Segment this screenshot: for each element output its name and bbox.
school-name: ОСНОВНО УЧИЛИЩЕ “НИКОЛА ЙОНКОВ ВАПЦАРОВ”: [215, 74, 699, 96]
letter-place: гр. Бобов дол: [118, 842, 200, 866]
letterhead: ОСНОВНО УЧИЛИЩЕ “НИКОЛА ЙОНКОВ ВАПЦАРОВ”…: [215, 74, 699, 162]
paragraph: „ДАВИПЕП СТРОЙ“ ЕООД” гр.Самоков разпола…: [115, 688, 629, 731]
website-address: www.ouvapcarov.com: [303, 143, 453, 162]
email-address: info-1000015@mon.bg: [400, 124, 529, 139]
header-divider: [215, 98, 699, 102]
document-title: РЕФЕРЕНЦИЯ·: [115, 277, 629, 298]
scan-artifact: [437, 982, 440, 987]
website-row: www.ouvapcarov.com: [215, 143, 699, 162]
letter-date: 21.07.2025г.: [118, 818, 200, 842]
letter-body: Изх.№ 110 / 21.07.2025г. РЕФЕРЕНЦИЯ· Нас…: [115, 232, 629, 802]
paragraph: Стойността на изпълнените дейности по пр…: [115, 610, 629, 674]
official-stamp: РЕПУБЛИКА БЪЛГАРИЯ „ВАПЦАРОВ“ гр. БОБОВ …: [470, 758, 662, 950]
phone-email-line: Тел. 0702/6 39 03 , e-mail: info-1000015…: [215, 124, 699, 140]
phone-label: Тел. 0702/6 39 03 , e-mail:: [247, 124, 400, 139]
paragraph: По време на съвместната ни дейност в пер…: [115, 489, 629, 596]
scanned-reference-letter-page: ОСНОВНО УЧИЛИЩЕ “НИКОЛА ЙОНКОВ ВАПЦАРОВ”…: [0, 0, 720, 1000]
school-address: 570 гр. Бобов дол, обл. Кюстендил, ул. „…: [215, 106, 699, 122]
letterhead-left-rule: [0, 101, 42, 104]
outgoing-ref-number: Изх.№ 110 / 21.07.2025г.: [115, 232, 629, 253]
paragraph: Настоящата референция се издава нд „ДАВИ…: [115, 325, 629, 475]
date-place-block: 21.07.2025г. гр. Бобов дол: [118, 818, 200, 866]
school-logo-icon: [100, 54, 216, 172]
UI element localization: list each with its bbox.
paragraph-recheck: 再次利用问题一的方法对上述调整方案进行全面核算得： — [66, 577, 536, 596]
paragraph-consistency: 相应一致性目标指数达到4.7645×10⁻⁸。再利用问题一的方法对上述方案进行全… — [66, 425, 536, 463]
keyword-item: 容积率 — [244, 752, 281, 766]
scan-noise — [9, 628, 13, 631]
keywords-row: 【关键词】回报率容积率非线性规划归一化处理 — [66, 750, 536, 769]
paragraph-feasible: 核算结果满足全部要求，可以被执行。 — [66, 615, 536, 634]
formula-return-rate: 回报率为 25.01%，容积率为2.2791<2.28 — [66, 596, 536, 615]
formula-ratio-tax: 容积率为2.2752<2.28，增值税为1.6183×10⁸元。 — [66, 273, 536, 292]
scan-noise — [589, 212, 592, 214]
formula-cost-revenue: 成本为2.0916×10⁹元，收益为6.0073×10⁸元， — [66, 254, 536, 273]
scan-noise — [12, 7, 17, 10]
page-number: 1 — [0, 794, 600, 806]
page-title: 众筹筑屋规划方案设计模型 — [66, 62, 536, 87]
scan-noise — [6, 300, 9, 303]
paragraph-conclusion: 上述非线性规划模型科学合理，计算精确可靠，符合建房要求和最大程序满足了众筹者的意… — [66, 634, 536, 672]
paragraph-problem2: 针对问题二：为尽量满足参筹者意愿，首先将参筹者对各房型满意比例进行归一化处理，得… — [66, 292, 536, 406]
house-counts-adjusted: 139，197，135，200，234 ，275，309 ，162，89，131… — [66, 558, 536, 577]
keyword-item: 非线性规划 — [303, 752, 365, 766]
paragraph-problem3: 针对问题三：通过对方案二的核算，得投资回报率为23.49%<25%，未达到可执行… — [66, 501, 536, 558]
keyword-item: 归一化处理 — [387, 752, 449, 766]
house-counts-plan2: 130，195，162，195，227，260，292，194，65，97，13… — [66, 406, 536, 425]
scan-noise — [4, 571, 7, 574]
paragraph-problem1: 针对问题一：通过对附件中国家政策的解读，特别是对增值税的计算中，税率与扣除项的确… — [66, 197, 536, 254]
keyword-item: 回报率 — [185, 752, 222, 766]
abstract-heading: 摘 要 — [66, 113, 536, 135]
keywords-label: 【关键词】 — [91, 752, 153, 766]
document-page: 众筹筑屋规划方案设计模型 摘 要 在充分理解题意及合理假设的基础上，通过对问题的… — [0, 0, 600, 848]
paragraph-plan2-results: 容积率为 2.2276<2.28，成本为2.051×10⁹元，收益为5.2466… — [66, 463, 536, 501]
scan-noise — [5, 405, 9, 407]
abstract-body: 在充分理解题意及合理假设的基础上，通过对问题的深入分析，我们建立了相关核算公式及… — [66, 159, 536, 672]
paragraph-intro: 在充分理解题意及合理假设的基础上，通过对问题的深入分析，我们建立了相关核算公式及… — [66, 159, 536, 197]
________
→ **EXERCISE AIM**:
Reproduce all of the material above line for line, with no changes.

→ **COMPLETE OUTPUT**:
Segment this screenshot: for each element output its name and bbox.
school-name: ОСНОВНО УЧИЛИЩЕ “НИКОЛА ЙОНКОВ ВАПЦАРОВ”: [215, 74, 699, 96]
letter-place: гр. Бобов дол: [118, 842, 200, 866]
letterhead: ОСНОВНО УЧИЛИЩЕ “НИКОЛА ЙОНКОВ ВАПЦАРОВ”…: [215, 74, 699, 162]
paragraph: „ДАВИПЕП СТРОЙ“ ЕООД” гр.Самоков разпола…: [115, 688, 629, 731]
website-address: www.ouvapcarov.com: [303, 143, 453, 162]
email-address: info-1000015@mon.bg: [400, 124, 529, 139]
header-divider: [215, 98, 699, 102]
document-title: РЕФЕРЕНЦИЯ·: [115, 277, 629, 298]
scan-artifact: [437, 982, 440, 987]
website-row: www.ouvapcarov.com: [215, 143, 699, 162]
letter-date: 21.07.2025г.: [118, 818, 200, 842]
letter-body: Изх.№ 110 / 21.07.2025г. РЕФЕРЕНЦИЯ· Нас…: [115, 232, 629, 802]
paragraph: Стойността на изпълнените дейности по пр…: [115, 610, 629, 674]
official-stamp: РЕПУБЛИКА БЪЛГАРИЯ „ВАПЦАРОВ“ гр. БОБОВ …: [470, 758, 662, 950]
phone-email-line: Тел. 0702/6 39 03 , e-mail: info-1000015…: [215, 124, 699, 140]
phone-label: Тел. 0702/6 39 03 , e-mail:: [247, 124, 400, 139]
paragraph: По време на съвместната ни дейност в пер…: [115, 489, 629, 596]
scanned-reference-letter-page: ОСНОВНО УЧИЛИЩЕ “НИКОЛА ЙОНКОВ ВАПЦАРОВ”…: [0, 0, 720, 1000]
school-address: 570 гр. Бобов дол, обл. Кюстендил, ул. „…: [215, 106, 699, 122]
letterhead-left-rule: [0, 101, 42, 104]
outgoing-ref-number: Изх.№ 110 / 21.07.2025г.: [115, 232, 629, 253]
paragraph: Настоящата референция се издава нд „ДАВИ…: [115, 325, 629, 475]
date-place-block: 21.07.2025г. гр. Бобов дол: [118, 818, 200, 866]
school-logo-icon: [100, 54, 216, 172]
UI element localization: list each with its bbox.
paragraph-recheck: 再次利用问题一的方法对上述调整方案进行全面核算得： — [66, 577, 536, 596]
paragraph-consistency: 相应一致性目标指数达到4.7645×10⁻⁸。再利用问题一的方法对上述方案进行全… — [66, 425, 536, 463]
keyword-item: 容积率 — [244, 752, 281, 766]
scan-noise — [9, 628, 13, 631]
keywords-row: 【关键词】回报率容积率非线性规划归一化处理 — [66, 750, 536, 769]
paragraph-feasible: 核算结果满足全部要求，可以被执行。 — [66, 615, 536, 634]
formula-return-rate: 回报率为 25.01%，容积率为2.2791<2.28 — [66, 596, 536, 615]
formula-ratio-tax: 容积率为2.2752<2.28，增值税为1.6183×10⁸元。 — [66, 273, 536, 292]
scan-noise — [589, 212, 592, 214]
formula-cost-revenue: 成本为2.0916×10⁹元，收益为6.0073×10⁸元， — [66, 254, 536, 273]
scan-noise — [12, 7, 17, 10]
page-number: 1 — [0, 794, 600, 806]
page-title: 众筹筑屋规划方案设计模型 — [66, 62, 536, 87]
scan-noise — [6, 300, 9, 303]
paragraph-conclusion: 上述非线性规划模型科学合理，计算精确可靠，符合建房要求和最大程序满足了众筹者的意… — [66, 634, 536, 672]
paragraph-problem2: 针对问题二：为尽量满足参筹者意愿，首先将参筹者对各房型满意比例进行归一化处理，得… — [66, 292, 536, 406]
house-counts-adjusted: 139，197，135，200，234 ，275，309 ，162，89，131… — [66, 558, 536, 577]
keyword-item: 非线性规划 — [303, 752, 365, 766]
paragraph-problem3: 针对问题三：通过对方案二的核算，得投资回报率为23.49%<25%，未达到可执行… — [66, 501, 536, 558]
keyword-item: 归一化处理 — [387, 752, 449, 766]
house-counts-plan2: 130，195，162，195，227，260，292，194，65，97，13… — [66, 406, 536, 425]
scan-noise — [4, 571, 7, 574]
paragraph-problem1: 针对问题一：通过对附件中国家政策的解读，特别是对增值税的计算中，税率与扣除项的确… — [66, 197, 536, 254]
keyword-item: 回报率 — [185, 752, 222, 766]
abstract-heading: 摘 要 — [66, 113, 536, 135]
keywords-label: 【关键词】 — [91, 752, 153, 766]
document-page: 众筹筑屋规划方案设计模型 摘 要 在充分理解题意及合理假设的基础上，通过对问题的… — [0, 0, 600, 848]
paragraph-plan2-results: 容积率为 2.2276<2.28，成本为2.051×10⁹元，收益为5.2466… — [66, 463, 536, 501]
scan-noise — [5, 405, 9, 407]
abstract-body: 在充分理解题意及合理假设的基础上，通过对问题的深入分析，我们建立了相关核算公式及… — [66, 159, 536, 672]
paragraph-intro: 在充分理解题意及合理假设的基础上，通过对问题的深入分析，我们建立了相关核算公式及… — [66, 159, 536, 197]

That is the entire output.